■ What is needed
Print the records again, character for character.

-- BEGIN Information supplied --

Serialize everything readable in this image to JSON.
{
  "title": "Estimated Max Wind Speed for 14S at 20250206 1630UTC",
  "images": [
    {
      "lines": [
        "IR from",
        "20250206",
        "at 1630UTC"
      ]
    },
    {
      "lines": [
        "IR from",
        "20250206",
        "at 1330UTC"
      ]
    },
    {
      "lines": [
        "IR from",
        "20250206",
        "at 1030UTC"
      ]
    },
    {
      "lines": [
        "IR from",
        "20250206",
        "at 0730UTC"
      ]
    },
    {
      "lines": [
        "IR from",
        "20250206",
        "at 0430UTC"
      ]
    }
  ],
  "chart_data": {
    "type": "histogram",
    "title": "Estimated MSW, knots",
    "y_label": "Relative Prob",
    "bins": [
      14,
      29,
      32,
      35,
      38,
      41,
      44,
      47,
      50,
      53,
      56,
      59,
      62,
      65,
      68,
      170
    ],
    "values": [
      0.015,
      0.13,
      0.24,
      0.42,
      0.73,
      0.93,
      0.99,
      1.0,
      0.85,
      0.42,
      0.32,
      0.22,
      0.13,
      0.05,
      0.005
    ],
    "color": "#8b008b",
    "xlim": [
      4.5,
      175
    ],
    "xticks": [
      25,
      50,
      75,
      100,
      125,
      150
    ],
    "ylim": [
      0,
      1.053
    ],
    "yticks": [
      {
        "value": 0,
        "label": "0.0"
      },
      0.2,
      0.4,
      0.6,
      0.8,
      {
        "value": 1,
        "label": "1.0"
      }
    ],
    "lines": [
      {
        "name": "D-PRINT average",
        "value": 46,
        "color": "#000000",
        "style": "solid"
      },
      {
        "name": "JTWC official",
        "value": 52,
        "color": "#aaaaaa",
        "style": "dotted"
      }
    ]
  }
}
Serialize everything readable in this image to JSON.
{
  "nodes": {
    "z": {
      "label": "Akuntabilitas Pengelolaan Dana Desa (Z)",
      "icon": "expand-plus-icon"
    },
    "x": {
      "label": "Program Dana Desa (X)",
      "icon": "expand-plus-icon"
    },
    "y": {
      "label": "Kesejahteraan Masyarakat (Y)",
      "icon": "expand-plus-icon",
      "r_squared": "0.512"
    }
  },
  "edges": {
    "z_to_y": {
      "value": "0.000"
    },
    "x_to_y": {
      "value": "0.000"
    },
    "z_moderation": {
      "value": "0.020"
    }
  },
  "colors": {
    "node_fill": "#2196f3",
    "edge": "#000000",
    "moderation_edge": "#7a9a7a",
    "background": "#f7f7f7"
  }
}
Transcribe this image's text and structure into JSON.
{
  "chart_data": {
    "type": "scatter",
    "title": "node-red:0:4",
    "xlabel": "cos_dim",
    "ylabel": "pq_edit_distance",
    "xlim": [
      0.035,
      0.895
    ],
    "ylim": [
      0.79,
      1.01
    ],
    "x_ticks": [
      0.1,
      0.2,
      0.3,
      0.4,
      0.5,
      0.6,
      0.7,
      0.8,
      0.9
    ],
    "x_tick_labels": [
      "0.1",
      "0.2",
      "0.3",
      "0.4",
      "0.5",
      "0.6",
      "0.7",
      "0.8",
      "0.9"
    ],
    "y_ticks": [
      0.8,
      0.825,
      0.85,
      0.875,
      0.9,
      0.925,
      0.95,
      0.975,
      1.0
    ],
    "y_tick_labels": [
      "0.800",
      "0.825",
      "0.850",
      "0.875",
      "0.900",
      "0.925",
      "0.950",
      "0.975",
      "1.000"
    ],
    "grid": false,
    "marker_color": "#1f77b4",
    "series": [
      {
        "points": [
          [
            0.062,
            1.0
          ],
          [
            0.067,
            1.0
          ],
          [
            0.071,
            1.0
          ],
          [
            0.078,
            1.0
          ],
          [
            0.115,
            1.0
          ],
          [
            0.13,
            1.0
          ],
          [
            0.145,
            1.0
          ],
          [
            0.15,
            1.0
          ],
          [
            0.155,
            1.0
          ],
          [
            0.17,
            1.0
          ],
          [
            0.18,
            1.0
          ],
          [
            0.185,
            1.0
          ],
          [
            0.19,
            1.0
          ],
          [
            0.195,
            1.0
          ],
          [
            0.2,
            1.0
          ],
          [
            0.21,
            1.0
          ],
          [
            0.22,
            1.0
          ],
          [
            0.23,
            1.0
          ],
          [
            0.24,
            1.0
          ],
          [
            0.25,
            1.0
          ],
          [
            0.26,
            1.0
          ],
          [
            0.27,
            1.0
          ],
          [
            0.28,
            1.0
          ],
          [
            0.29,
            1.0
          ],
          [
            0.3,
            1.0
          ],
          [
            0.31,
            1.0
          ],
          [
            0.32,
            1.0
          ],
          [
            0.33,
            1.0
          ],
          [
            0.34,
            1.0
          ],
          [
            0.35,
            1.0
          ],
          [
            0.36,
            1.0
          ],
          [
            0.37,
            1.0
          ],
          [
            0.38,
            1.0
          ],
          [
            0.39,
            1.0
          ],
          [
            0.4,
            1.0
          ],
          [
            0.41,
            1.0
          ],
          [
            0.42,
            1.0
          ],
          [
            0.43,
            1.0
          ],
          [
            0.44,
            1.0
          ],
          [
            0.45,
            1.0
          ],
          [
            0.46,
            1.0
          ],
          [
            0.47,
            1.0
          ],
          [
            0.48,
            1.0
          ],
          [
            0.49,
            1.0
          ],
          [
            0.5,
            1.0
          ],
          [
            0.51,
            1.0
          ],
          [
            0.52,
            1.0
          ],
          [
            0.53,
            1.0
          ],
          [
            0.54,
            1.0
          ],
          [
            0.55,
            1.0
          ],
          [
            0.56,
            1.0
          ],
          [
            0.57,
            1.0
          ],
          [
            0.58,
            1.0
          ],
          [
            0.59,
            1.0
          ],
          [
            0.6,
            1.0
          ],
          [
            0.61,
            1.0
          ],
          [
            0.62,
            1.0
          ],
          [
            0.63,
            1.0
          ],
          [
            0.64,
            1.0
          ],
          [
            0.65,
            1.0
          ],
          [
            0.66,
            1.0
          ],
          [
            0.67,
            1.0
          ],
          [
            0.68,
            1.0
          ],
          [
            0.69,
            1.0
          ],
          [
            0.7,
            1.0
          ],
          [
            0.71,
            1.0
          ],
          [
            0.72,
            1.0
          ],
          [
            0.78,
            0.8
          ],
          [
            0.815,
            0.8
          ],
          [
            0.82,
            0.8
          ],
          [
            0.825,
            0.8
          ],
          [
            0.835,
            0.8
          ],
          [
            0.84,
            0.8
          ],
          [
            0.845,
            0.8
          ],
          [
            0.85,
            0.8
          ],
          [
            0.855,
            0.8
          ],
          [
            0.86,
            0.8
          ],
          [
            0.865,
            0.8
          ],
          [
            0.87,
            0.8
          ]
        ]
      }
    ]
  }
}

-- END Information supplied --

■ Answer
Serialize everything readable in this image to JSON.
{
  "title": "Estimated Max Wind Speed for 14S at 20250206 1630UTC",
  "images": [
    {
      "lines": [
        "IR from",
        "20250206",
        "at 1630UTC"
      ]
    },
    {
      "lines": [
        "IR from",
        "20250206",
        "at 1330UTC"
      ]
    },
    {
      "lines": [
        "IR from",
        "20250206",
        "at 1030UTC"
      ]
    },
    {
      "lines": [
        "IR from",
        "20250206",
        "at 0730UTC"
      ]
    },
    {
      "lines": [
        "IR from",
        "20250206",
        "at 0430UTC"
      ]
    }
  ],
  "chart_data": {
    "type": "histogram",
    "title": "Estimated MSW, knots",
    "y_label": "Relative Prob",
    "bins": [
      14,
      29,
      32,
      35,
      38,
      41,
      44,
      47,
      50,
      53,
      56,
      59,
      62,
      65,
      68,
      170
    ],
    "values": [
      0.015,
      0.13,
      0.24,
      0.42,
      0.73,
      0.93,
      0.99,
      1.0,
      0.85,
      0.42,
      0.32,
      0.22,
      0.13,
      0.05,
      0.005
    ],
    "color": "#8b008b",
    "xlim": [
      4.5,
      175
    ],
    "xticks": [
      25,
      50,
      75,
      100,
      125,
      150
    ],
    "ylim": [
      0,
      1.053
    ],
    "yticks": [
      {
        "value": 0,
        "label": "0.0"
      },
      0.2,
      0.4,
      0.6,
      0.8,
      {
        "value": 1,
        "label": "1.0"
      }
    ],
    "lines": [
      {
        "name": "D-PRINT average",
        "value": 46,
        "color": "#000000",
        "style": "solid"
      },
      {
        "name": "JTWC official",
        "value": 52,
        "color": "#aaaaaa",
        "style": "dotted"
      }
    ]
  }
}
Serialize everything readable in this image to JSON.
{
  "nodes": {
    "z": {
      "label": "Akuntabilitas Pengelolaan Dana Desa (Z)",
      "icon": "expand-plus-icon"
    },
    "x": {
      "label": "Program Dana Desa (X)",
      "icon": "expand-plus-icon"
    },
    "y": {
      "label": "Kesejahteraan Masyarakat (Y)",
      "icon": "expand-plus-icon",
      "r_squared": "0.512"
    }
  },
  "edges": {
    "z_to_y": {
      "value": "0.000"
    },
    "x_to_y": {
      "value": "0.000"
    },
    "z_moderation": {
      "value": "0.020"
    }
  },
  "colors": {
    "node_fill": "#2196f3",
    "edge": "#000000",
    "moderation_edge": "#7a9a7a",
    "background": "#f7f7f7"
  }
}
Transcribe this image's text and structure into JSON.
{
  "chart_data": {
    "type": "scatter",
    "title": "node-red:0:4",
    "xlabel": "cos_dim",
    "ylabel": "pq_edit_distance",
    "xlim": [
      0.035,
      0.895
    ],
    "ylim": [
      0.79,
      1.01
    ],
    "x_ticks": [
      0.1,
      0.2,
      0.3,
      0.4,
      0.5,
      0.6,
      0.7,
      0.8,
      0.9
    ],
    "x_tick_labels": [
      "0.1",
      "0.2",
      "0.3",
      "0.4",
      "0.5",
      "0.6",
      "0.7",
      "0.8",
      "0.9"
    ],
    "y_ticks": [
      0.8,
      0.825,
      0.85,
      0.875,
      0.9,
      0.925,
      0.95,
      0.975,
      1.0
    ],
    "y_tick_labels": [
      "0.800",
      "0.825",
      "0.850",
      "0.875",
      "0.900",
      "0.925",
      "0.950",
      "0.975",
      "1.000"
    ],
    "grid": false,
    "marker_color": "#1f77b4",
    "series": [
      {
        "points": [
          [
            0.062,
            1.0
          ],
          [
            0.067,
            1.0
          ],
          [
            0.071,
            1.0
          ],
          [
            0.078,
            1.0
          ],
          [
            0.115,
            1.0
          ],
          [
            0.13,
            1.0
          ],
          [
            0.145,
            1.0
          ],
          [
            0.15,
            1.0
          ],
          [
            0.155,
            1.0
          ],
          [
            0.17,
            1.0
          ],
          [
            0.18,
            1.0
          ],
          [
            0.185,
            1.0
          ],
          [
            0.19,
            1.0
          ],
          [
            0.195,
            1.0
          ],
          [
            0.2,
            1.0
          ],
          [
            0.21,
            1.0
          ],
          [
            0.22,
            1.0
          ],
          [
            0.23,
            1.0
          ],
          [
            0.24,
            1.0
          ],
          [
            0.25,
            1.0
          ],
          [
            0.26,
            1.0
          ],
          [
            0.27,
            1.0
          ],
          [
            0.28,
            1.0
          ],
          [
            0.29,
            1.0
          ],
          [
            0.3,
            1.0
          ],
          [
            0.31,
            1.0
          ],
          [
            0.32,
            1.0
          ],
          [
            0.33,
            1.0
          ],
          [
            0.34,
            1.0
          ],
          [
            0.35,
            1.0
          ],
          [
            0.36,
            1.0
          ],
          [
            0.37,
            1.0
          ],
          [
            0.38,
            1.0
          ],
          [
            0.39,
            1.0
          ],
          [
            0.4,
            1.0
          ],
          [
            0.41,
            1.0
          ],
          [
            0.42,
            1.0
          ],
          [
            0.43,
            1.0
          ],
          [
            0.44,
            1.0
          ],
          [
            0.45,
            1.0
          ],
          [
            0.46,
            1.0
          ],
          [
            0.47,
            1.0
          ],
          [
            0.48,
            1.0
          ],
          [
            0.49,
            1.0
          ],
          [
            0.5,
            1.0
          ],
          [
            0.51,
            1.0
          ],
          [
            0.52,
            1.0
          ],
          [
            0.53,
            1.0
          ],
          [
            0.54,
            1.0
          ],
          [
            0.55,
            1.0
          ],
          [
            0.56,
            1.0
          ],
          [
            0.57,
            1.0
          ],
          [
            0.58,
            1.0
          ],
          [
            0.59,
            1.0
          ],
          [
            0.6,
            1.0
          ],
          [
            0.61,
            1.0
          ],
          [
            0.62,
            1.0
          ],
          [
            0.63,
            1.0
          ],
          [
            0.64,
            1.0
          ],
          [
            0.65,
            1.0
          ],
          [
            0.66,
            1.0
          ],
          [
            0.67,
            1.0
          ],
          [
            0.68,
            1.0
          ],
          [
            0.69,
            1.0
          ],
          [
            0.7,
            1.0
          ],
          [
            0.71,
            1.0
          ],
          [
            0.72,
            1.0
          ],
          [
            0.78,
            0.8
          ],
          [
            0.815,
            0.8
          ],
          [
            0.82,
            0.8
          ],
          [
            0.825,
            0.8
          ],
          [
            0.835,
            0.8
          ],
          [
            0.84,
            0.8
          ],
          [
            0.845,
            0.8
          ],
          [
            0.85,
            0.8
          ],
          [
            0.855,
            0.8
          ],
          [
            0.86,
            0.8
          ],
          [
            0.865,
            0.8
          ],
          [
            0.87,
            0.8
          ]
        ]
      }
    ]
  }
}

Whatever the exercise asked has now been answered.